** START OF Material for this exercise **

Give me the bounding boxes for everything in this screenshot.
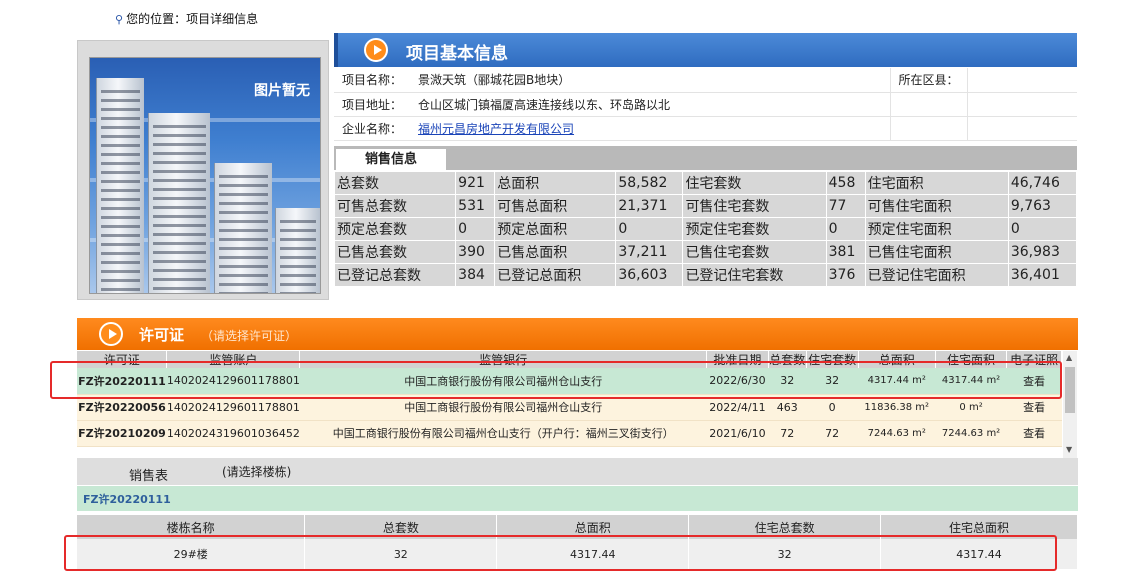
sales-metric-value: 36,603 [616, 264, 683, 286]
sales-info-row: 可售总套数 531 可售总面积 21,371 可售住宅套数 77 可售住宅面积 9,763 [335, 195, 1076, 217]
sales-metric-value: 531 [456, 195, 495, 217]
sales-metric-value: 9,763 [1008, 195, 1076, 217]
permit-cell-total: 72 [768, 420, 807, 447]
project-address-value: 仓山区城门镇福厦高速连接线以东、环岛路以北 [410, 92, 891, 117]
highlight-box-permit [50, 361, 1062, 399]
permit-cell-res: 72 [806, 420, 859, 447]
sales-info-row: 已售总套数 390 已售总面积 37,211 已售住宅套数 381 已售住宅面积 36,983 [335, 241, 1076, 263]
sales-metric-label: 已售总套数 [335, 241, 456, 263]
sales-metric-label: 预定总套数 [335, 218, 456, 240]
selected-permit-bar: FZ许20220111 [77, 486, 1078, 511]
basic-info-table: 项目名称： 景溦天筑（郦城花园B地块） 所在区县： 项目地址： 仓山区城门镇福厦… [334, 68, 1077, 141]
permits-subtitle: （请选择许可证） [201, 329, 298, 343]
sales-metric-label: 已登记住宅面积 [865, 264, 1008, 286]
project-address-label: 项目地址： [334, 92, 411, 117]
sales-metric-label: 可售住宅面积 [865, 195, 1008, 217]
permit-cell-account: 1402024319601036452 [166, 420, 300, 447]
sales-metric-label: 住宅套数 [683, 172, 826, 194]
sales-table-header: 销售表 (请选择楼栋) [77, 458, 1078, 485]
project-name-value: 景溦天筑（郦城花园B地块） [410, 68, 891, 93]
company-name-label: 企业名称： [334, 116, 411, 141]
sales-metric-label: 可售总面积 [495, 195, 616, 217]
sales-metric-label: 总套数 [335, 172, 456, 194]
sales-metric-label: 总面积 [495, 172, 616, 194]
sales-metric-value: 77 [826, 195, 865, 217]
permit-row[interactable]: FZ许20210209 1402024319601036452 中国工商银行股份有限… [77, 420, 1062, 447]
district-value [966, 68, 1077, 93]
sales-metric-value: 0 [616, 218, 683, 240]
sales-metric-value: 46,746 [1008, 172, 1076, 194]
sales-info-row: 已登记总套数 384 已登记总面积 36,603 已登记住宅套数 376 已登记住宅面积 36… [335, 264, 1076, 286]
sales-metric-value: 458 [826, 172, 865, 194]
selected-permit-label: FZ许20220111 [83, 493, 171, 506]
sales-info-row: 预定总套数 0 预定总面积 0 预定住宅套数 0 预定住宅面积 0 [335, 218, 1076, 240]
district-label: 所在区县： [889, 68, 968, 93]
sales-metric-label: 已售住宅面积 [865, 241, 1008, 263]
permit-cell-res-area: 7244.63 m² [935, 420, 1007, 447]
sales-info-table: 总套数 921 总面积 58,582 住宅套数 458 住宅面积 46,746 可售总套数 531… [334, 171, 1077, 287]
sales-metric-value: 376 [826, 264, 865, 286]
sales-metric-label: 已登记住宅套数 [683, 264, 826, 286]
no-image-label: 图片暂无 [254, 83, 310, 99]
breadcrumb-current: 项目详细信息 [186, 12, 259, 26]
sales-metric-label: 已售住宅套数 [683, 241, 826, 263]
sales-metric-label: 预定总面积 [495, 218, 616, 240]
view-license-link[interactable]: 查看 [1006, 420, 1062, 447]
company-name-link[interactable]: 福州元昌房地产开发有限公司 [418, 122, 574, 136]
sales-table-label: 销售表 [129, 469, 169, 484]
sales-metric-label: 可售住宅套数 [683, 195, 826, 217]
sales-metric-label: 预定住宅套数 [683, 218, 826, 240]
sales-metric-label: 可售总套数 [335, 195, 456, 217]
sales-metric-value: 390 [456, 241, 495, 263]
permit-cell-area: 7244.63 m² [858, 420, 936, 447]
permits-title: 许可证 [139, 326, 185, 344]
permit-list-scrollbar[interactable]: ▲ ▼ [1063, 351, 1077, 458]
sales-metric-value: 0 [456, 218, 495, 240]
sales-table-hint: (请选择楼栋) [222, 465, 292, 479]
project-name-label: 项目名称： [334, 68, 411, 93]
breadcrumb: ⚲ 您的位置：项目详细信息 [115, 10, 258, 27]
permits-header: 许可证 （请选择许可证） [77, 318, 1078, 350]
play-icon [99, 322, 123, 346]
sales-metric-value: 384 [456, 264, 495, 286]
sales-metric-label: 已售总面积 [495, 241, 616, 263]
sales-metric-value: 37,211 [616, 241, 683, 263]
sales-metric-value: 381 [826, 241, 865, 263]
sales-metric-value: 21,371 [616, 195, 683, 217]
sales-metric-value: 0 [826, 218, 865, 240]
sales-metric-value: 36,401 [1008, 264, 1076, 286]
sales-metric-label: 预定住宅面积 [865, 218, 1008, 240]
breadcrumb-prefix: 您的位置： [126, 12, 187, 26]
permit-cell-bank: 中国工商银行股份有限公司福州仓山支行（开户行：福州三叉街支行） [299, 420, 707, 447]
tab-sales-info[interactable]: 销售信息 [336, 149, 446, 170]
sales-metric-value: 921 [456, 172, 495, 194]
scroll-down-icon[interactable]: ▼ [1066, 445, 1072, 454]
sales-tab-row: 销售信息 [334, 146, 1077, 170]
play-icon [364, 38, 388, 62]
basic-info-header: 项目基本信息 [334, 33, 1077, 67]
location-pin-icon: ⚲ [115, 13, 124, 26]
sales-metric-value: 36,983 [1008, 241, 1076, 263]
sales-metric-value: 58,582 [616, 172, 683, 194]
scroll-up-icon[interactable]: ▲ [1066, 353, 1072, 362]
sales-metric-value: 0 [1008, 218, 1076, 240]
basic-info-title: 项目基本信息 [406, 44, 508, 64]
scroll-thumb[interactable] [1065, 367, 1075, 413]
sales-info-row: 总套数 921 总面积 58,582 住宅套数 458 住宅面积 46,746 [335, 172, 1076, 194]
sales-metric-label: 住宅面积 [865, 172, 1008, 194]
permit-cell-permit: FZ许20210209 [77, 420, 167, 447]
permit-cell-date: 2021/6/10 [706, 420, 769, 447]
highlight-box-building [64, 535, 1057, 571]
sales-metric-label: 已登记总面积 [495, 264, 616, 286]
sales-metric-label: 已登记总套数 [335, 264, 456, 286]
project-photo: 图片暂无 [89, 57, 321, 294]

** END OF Material for this exercise **

Please write the data above out again with each "sales-metric-label" replaced by "sales-metric-caption" and nothing else changed, leaving out the pictures.

Give me the bounding boxes for everything in this screenshot.
sales-metric-value: 36,603 [616, 264, 683, 286]
sales-info-row: 可售总套数 531 可售总面积 21,371 可售住宅套数 77 可售住宅面积 9,763 [335, 195, 1076, 217]
sales-metric-value: 531 [456, 195, 495, 217]
sales-metric-value: 9,763 [1008, 195, 1076, 217]
permit-cell-total: 72 [768, 420, 807, 447]
project-address-value: 仓山区城门镇福厦高速连接线以东、环岛路以北 [410, 92, 891, 117]
highlight-box-permit [50, 361, 1062, 399]
permit-cell-res: 72 [806, 420, 859, 447]
sales-info-row: 已售总套数 390 已售总面积 37,211 已售住宅套数 381 已售住宅面积 36,983 [335, 241, 1076, 263]
sales-metric-caption: 已售总套数 [335, 241, 456, 263]
sales-metric-caption: 预定总套数 [335, 218, 456, 240]
selected-permit-bar: FZ许20220111 [77, 486, 1078, 511]
basic-info-table: 项目名称： 景溦天筑（郦城花园B地块） 所在区县： 项目地址： 仓山区城门镇福厦… [334, 68, 1077, 141]
permits-subtitle: （请选择许可证） [201, 329, 298, 343]
sales-metric-caption: 已登记住宅面积 [865, 264, 1008, 286]
project-address-label: 项目地址： [334, 92, 411, 117]
sales-metric-caption: 可售住宅面积 [865, 195, 1008, 217]
permit-cell-account: 1402024319601036452 [166, 420, 300, 447]
sales-metric-caption: 住宅套数 [683, 172, 826, 194]
sales-table-header: 销售表 (请选择楼栋) [77, 458, 1078, 485]
project-name-value: 景溦天筑（郦城花园B地块） [410, 68, 891, 93]
company-name-label: 企业名称： [334, 116, 411, 141]
sales-metric-caption: 可售总面积 [495, 195, 616, 217]
sales-metric-caption: 总套数 [335, 172, 456, 194]
sales-metric-caption: 总面积 [495, 172, 616, 194]
sales-metric-value: 77 [826, 195, 865, 217]
permit-row[interactable]: FZ许20210209 1402024319601036452 中国工商银行股份有限… [77, 420, 1062, 447]
district-value [966, 68, 1077, 93]
sales-metric-value: 0 [616, 218, 683, 240]
sales-metric-value: 46,746 [1008, 172, 1076, 194]
sales-info-row: 已登记总套数 384 已登记总面积 36,603 已登记住宅套数 376 已登记住宅面积 36… [335, 264, 1076, 286]
sales-metric-value: 458 [826, 172, 865, 194]
selected-permit-label: FZ许20220111 [83, 493, 171, 506]
sales-info-row: 预定总套数 0 预定总面积 0 预定住宅套数 0 预定住宅面积 0 [335, 218, 1076, 240]
district-label: 所在区县： [889, 68, 968, 93]
sales-metric-caption: 已售住宅面积 [865, 241, 1008, 263]
permit-cell-res-area: 7244.63 m² [935, 420, 1007, 447]
sales-info-table: 总套数 921 总面积 58,582 住宅套数 458 住宅面积 46,746 可售总套数 531… [334, 171, 1077, 287]
sales-metric-value: 376 [826, 264, 865, 286]
sales-metric-caption: 已登记住宅套数 [683, 264, 826, 286]
no-image-label: 图片暂无 [254, 83, 310, 99]
breadcrumb-current: 项目详细信息 [186, 12, 259, 26]
sales-metric-caption: 已售住宅套数 [683, 241, 826, 263]
sales-metric-caption: 预定总面积 [495, 218, 616, 240]
view-license-link[interactable]: 查看 [1006, 420, 1062, 447]
company-name-link[interactable]: 福州元昌房地产开发有限公司 [418, 122, 574, 136]
sales-table-label: 销售表 [129, 469, 169, 484]
sales-metric-caption: 可售住宅套数 [683, 195, 826, 217]
sales-metric-caption: 预定住宅套数 [683, 218, 826, 240]
sales-metric-caption: 可售总套数 [335, 195, 456, 217]
sales-metric-value: 390 [456, 241, 495, 263]
permit-cell-area: 7244.63 m² [858, 420, 936, 447]
permits-title: 许可证 [139, 326, 185, 344]
permit-list-scrollbar[interactable]: ▲ ▼ [1063, 351, 1077, 458]
sales-metric-value: 0 [456, 218, 495, 240]
sales-table-hint: (请选择楼栋) [222, 465, 292, 479]
project-name-label: 项目名称： [334, 68, 411, 93]
breadcrumb: ⚲ 您的位置：项目详细信息 [115, 10, 258, 27]
permits-header: 许可证 （请选择许可证） [77, 318, 1078, 350]
play-icon [99, 322, 123, 346]
sales-metric-value: 384 [456, 264, 495, 286]
sales-metric-caption: 已售总面积 [495, 241, 616, 263]
sales-metric-value: 37,211 [616, 241, 683, 263]
sales-metric-value: 381 [826, 241, 865, 263]
sales-metric-value: 21,371 [616, 195, 683, 217]
sales-metric-value: 0 [826, 218, 865, 240]
sales-metric-value: 36,401 [1008, 264, 1076, 286]
sales-metric-caption: 预定住宅面积 [865, 218, 1008, 240]
breadcrumb-prefix: 您的位置： [126, 12, 187, 26]
permit-cell-bank: 中国工商银行股份有限公司福州仓山支行（开户行：福州三叉街支行） [299, 420, 707, 447]
tab-sales-info[interactable]: 销售信息 [336, 149, 446, 170]
sales-metric-value: 921 [456, 172, 495, 194]
scroll-down-icon[interactable]: ▼ [1066, 445, 1072, 454]
sales-tab-row: 销售信息 [334, 146, 1077, 170]
play-icon [364, 38, 388, 62]
basic-info-header: 项目基本信息 [334, 33, 1077, 67]
location-pin-icon: ⚲ [115, 13, 124, 26]
sales-metric-value: 36,983 [1008, 241, 1076, 263]
sales-metric-value: 58,582 [616, 172, 683, 194]
scroll-up-icon[interactable]: ▲ [1066, 353, 1072, 362]
sales-metric-value: 0 [1008, 218, 1076, 240]
basic-info-title: 项目基本信息 [406, 44, 508, 64]
scroll-thumb[interactable] [1065, 367, 1075, 413]
sales-info-row: 总套数 921 总面积 58,582 住宅套数 458 住宅面积 46,746 [335, 172, 1076, 194]
sales-metric-caption: 住宅面积 [865, 172, 1008, 194]
permit-cell-permit: FZ许20210209 [77, 420, 167, 447]
permit-cell-date: 2021/6/10 [706, 420, 769, 447]
highlight-box-building [64, 535, 1057, 571]
sales-metric-caption: 已登记总面积 [495, 264, 616, 286]
sales-metric-caption: 已登记总套数 [335, 264, 456, 286]
project-photo: 图片暂无 [89, 57, 321, 294]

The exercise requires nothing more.